▸ WORK INSTRUCTIONS
Give the listing again character for character, but drop the images.

───── EXERCISE MATERIALS

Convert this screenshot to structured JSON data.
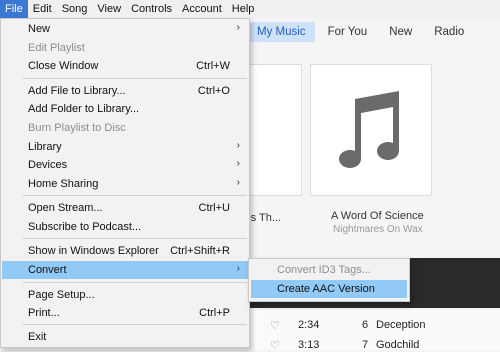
{
  "menubar": [
    "File",
    "Edit",
    "Song",
    "View",
    "Controls",
    "Account",
    "Help"
  ],
  "tabs": {
    "my_music": "My Music",
    "for_you": "For You",
    "new": "New",
    "radio": "Radio"
  },
  "albums": [
    {
      "title": "ings Th...",
      "artist": ""
    },
    {
      "title": "A Word Of Science",
      "artist": "Nightmares On Wax"
    }
  ],
  "tracks": [
    {
      "time": "2:34",
      "number": "6",
      "name": "Deception"
    },
    {
      "time": "3:13",
      "number": "7",
      "name": "Godchild"
    }
  ],
  "file_menu": {
    "new": "New",
    "edit_playlist": "Edit Playlist",
    "close_window": "Close Window",
    "close_window_shortcut": "Ctrl+W",
    "add_file": "Add File to Library...",
    "add_file_shortcut": "Ctrl+O",
    "add_folder": "Add Folder to Library...",
    "burn_playlist": "Burn Playlist to Disc",
    "library": "Library",
    "devices": "Devices",
    "home_sharing": "Home Sharing",
    "open_stream": "Open Stream...",
    "open_stream_shortcut": "Ctrl+U",
    "subscribe_podcast": "Subscribe to Podcast...",
    "show_in_explorer": "Show in Windows Explorer",
    "show_in_explorer_shortcut": "Ctrl+Shift+R",
    "convert": "Convert",
    "page_setup": "Page Setup...",
    "print": "Print...",
    "print_shortcut": "Ctrl+P",
    "exit": "Exit"
  },
  "convert_submenu": {
    "convert_id3": "Convert ID3 Tags...",
    "create_aac": "Create AAC Version"
  },
  "icons": {
    "submenu_arrow": "chevron-right-icon",
    "music_note": "music-note-icon",
    "heart": "heart-icon"
  },
  "colors": {
    "menu_highlight": "#91c9f7",
    "active_tab_bg": "#cfe1f6",
    "active_tab_text": "#1f5fbf",
    "menubar_active": "#3a78d4"
  }
}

──────────

▸ TASK RESPONSE
Convert this screenshot to structured JSON data.
{
  "menubar": [
    "File",
    "Edit",
    "Song",
    "View",
    "Controls",
    "Account",
    "Help"
  ],
  "tabs": {
    "my_music": "My Music",
    "for_you": "For You",
    "new": "New",
    "radio": "Radio"
  },
  "albums": [
    {
      "title": "ings Th...",
      "artist": ""
    },
    {
      "title": "A Word Of Science",
      "artist": "Nightmares On Wax"
    }
  ],
  "tracks": [
    {
      "time": "2:34",
      "number": "6",
      "name": "Deception"
    },
    {
      "time": "3:13",
      "number": "7",
      "name": "Godchild"
    }
  ],
  "file_menu": {
    "new": "New",
    "edit_playlist": "Edit Playlist",
    "close_window": "Close Window",
    "close_window_shortcut": "Ctrl+W",
    "add_file": "Add File to Library...",
    "add_file_shortcut": "Ctrl+O",
    "add_folder": "Add Folder to Library...",
    "burn_playlist": "Burn Playlist to Disc",
    "library": "Library",
    "devices": "Devices",
    "home_sharing": "Home Sharing",
    "open_stream": "Open Stream...",
    "open_stream_shortcut": "Ctrl+U",
    "subscribe_podcast": "Subscribe to Podcast...",
    "show_in_explorer": "Show in Windows Explorer",
    "show_in_explorer_shortcut": "Ctrl+Shift+R",
    "convert": "Convert",
    "page_setup": "Page Setup...",
    "print": "Print...",
    "print_shortcut": "Ctrl+P",
    "exit": "Exit"
  },
  "convert_submenu": {
    "convert_id3": "Convert ID3 Tags...",
    "create_aac": "Create AAC Version"
  },
  "icons": {
    "submenu_arrow": "chevron-right-icon",
    "music_note": "music-note-icon",
    "heart": "heart-icon"
  },
  "colors": {
    "menu_highlight": "#91c9f7",
    "active_tab_bg": "#cfe1f6",
    "active_tab_text": "#1f5fbf",
    "menubar_active": "#3a78d4"
  }
}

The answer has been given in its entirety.